Scan the entries below for the word "title". Copy each line that has it.

____________________

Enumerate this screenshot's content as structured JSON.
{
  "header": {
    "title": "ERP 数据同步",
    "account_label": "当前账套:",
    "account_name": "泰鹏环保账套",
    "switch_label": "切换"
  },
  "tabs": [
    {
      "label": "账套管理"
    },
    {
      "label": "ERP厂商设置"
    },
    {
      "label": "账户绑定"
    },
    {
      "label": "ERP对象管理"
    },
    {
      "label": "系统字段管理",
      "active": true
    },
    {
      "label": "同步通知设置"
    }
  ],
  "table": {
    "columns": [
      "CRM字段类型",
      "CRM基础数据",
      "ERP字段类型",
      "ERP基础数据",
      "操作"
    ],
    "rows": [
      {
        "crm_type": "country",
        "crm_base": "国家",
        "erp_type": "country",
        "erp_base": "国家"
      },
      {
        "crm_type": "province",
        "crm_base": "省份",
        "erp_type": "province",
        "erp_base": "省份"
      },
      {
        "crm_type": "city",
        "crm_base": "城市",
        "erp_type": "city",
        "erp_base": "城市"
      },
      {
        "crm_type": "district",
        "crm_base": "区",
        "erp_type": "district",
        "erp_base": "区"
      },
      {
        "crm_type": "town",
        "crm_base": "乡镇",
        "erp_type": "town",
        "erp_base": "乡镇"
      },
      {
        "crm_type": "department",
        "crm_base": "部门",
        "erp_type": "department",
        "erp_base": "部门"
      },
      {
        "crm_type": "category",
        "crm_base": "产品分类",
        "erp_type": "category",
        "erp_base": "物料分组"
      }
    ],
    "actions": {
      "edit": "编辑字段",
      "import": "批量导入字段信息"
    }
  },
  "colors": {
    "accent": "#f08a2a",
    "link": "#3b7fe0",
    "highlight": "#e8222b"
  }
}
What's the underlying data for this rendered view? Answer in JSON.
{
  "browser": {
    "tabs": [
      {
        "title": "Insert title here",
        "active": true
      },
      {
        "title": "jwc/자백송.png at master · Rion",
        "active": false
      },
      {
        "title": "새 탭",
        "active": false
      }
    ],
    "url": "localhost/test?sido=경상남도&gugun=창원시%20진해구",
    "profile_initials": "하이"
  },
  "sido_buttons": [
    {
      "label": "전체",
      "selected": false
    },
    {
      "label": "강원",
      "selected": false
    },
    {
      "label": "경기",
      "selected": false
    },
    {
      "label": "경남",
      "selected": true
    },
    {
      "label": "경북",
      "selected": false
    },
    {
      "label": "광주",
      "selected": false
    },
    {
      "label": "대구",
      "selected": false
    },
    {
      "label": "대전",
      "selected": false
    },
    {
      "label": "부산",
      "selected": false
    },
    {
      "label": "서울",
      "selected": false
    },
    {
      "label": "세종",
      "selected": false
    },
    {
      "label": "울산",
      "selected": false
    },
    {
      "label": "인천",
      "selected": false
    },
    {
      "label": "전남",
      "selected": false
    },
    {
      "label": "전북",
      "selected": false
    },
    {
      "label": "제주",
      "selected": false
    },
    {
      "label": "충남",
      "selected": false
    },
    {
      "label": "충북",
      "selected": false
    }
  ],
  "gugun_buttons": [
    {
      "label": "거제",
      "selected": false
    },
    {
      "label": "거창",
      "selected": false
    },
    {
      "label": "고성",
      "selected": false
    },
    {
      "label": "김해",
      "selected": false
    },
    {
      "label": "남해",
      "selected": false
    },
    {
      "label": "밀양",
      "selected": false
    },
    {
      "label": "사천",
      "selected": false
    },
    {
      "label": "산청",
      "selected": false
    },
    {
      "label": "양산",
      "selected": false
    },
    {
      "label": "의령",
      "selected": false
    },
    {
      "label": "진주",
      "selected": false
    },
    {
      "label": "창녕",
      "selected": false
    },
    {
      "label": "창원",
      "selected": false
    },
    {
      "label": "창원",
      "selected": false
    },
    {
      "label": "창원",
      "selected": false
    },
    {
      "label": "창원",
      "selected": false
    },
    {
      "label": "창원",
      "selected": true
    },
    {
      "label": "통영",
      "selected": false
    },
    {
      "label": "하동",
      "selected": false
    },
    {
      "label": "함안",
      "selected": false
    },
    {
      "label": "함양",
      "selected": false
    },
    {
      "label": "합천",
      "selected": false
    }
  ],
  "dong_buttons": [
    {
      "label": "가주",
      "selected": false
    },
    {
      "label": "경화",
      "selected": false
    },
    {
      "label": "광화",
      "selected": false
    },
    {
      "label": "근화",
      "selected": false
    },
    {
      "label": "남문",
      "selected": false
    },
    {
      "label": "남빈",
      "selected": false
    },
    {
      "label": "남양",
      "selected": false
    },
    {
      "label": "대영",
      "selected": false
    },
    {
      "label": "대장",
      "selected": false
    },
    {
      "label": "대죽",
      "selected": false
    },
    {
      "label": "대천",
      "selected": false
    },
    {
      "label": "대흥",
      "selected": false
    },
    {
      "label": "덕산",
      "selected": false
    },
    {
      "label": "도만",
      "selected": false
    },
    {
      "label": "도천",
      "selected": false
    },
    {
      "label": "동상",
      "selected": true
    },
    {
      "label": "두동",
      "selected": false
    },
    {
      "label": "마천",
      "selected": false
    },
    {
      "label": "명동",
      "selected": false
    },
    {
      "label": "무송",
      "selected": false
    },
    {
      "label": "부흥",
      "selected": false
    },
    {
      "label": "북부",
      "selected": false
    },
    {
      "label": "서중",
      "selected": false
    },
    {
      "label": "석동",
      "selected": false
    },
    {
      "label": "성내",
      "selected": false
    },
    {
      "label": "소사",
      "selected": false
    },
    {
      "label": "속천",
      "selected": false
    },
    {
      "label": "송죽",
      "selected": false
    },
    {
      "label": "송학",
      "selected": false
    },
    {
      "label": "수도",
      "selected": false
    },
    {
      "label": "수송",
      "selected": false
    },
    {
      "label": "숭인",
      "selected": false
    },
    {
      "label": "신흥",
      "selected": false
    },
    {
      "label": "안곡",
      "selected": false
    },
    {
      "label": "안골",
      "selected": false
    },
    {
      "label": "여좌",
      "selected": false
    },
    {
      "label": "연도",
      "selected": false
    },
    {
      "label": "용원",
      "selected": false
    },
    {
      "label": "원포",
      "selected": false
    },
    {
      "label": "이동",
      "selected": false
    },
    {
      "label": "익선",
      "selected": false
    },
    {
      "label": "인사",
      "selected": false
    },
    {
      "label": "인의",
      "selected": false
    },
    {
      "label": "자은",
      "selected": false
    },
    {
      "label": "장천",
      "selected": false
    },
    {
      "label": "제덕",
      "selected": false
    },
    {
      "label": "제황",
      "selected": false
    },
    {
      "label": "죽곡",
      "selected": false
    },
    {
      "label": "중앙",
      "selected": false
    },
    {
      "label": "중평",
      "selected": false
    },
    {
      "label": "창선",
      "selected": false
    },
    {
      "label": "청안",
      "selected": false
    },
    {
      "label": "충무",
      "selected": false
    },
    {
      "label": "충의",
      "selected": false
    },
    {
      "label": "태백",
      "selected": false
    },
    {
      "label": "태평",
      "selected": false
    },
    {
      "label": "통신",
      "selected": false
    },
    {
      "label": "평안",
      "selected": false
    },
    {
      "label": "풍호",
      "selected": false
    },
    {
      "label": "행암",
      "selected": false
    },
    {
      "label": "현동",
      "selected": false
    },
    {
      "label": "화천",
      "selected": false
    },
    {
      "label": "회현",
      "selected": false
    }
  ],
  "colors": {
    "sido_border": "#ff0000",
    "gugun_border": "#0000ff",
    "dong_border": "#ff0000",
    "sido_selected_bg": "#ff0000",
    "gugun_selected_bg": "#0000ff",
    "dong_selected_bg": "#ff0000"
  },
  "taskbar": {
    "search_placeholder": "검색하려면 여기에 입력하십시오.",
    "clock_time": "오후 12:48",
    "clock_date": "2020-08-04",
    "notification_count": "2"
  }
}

____________________

Response:
    "title": "ERP 数据同步",
        "title": "Insert title here",
        "title": "jwc/자백송.png at master · Rion",
        "title": "새 탭",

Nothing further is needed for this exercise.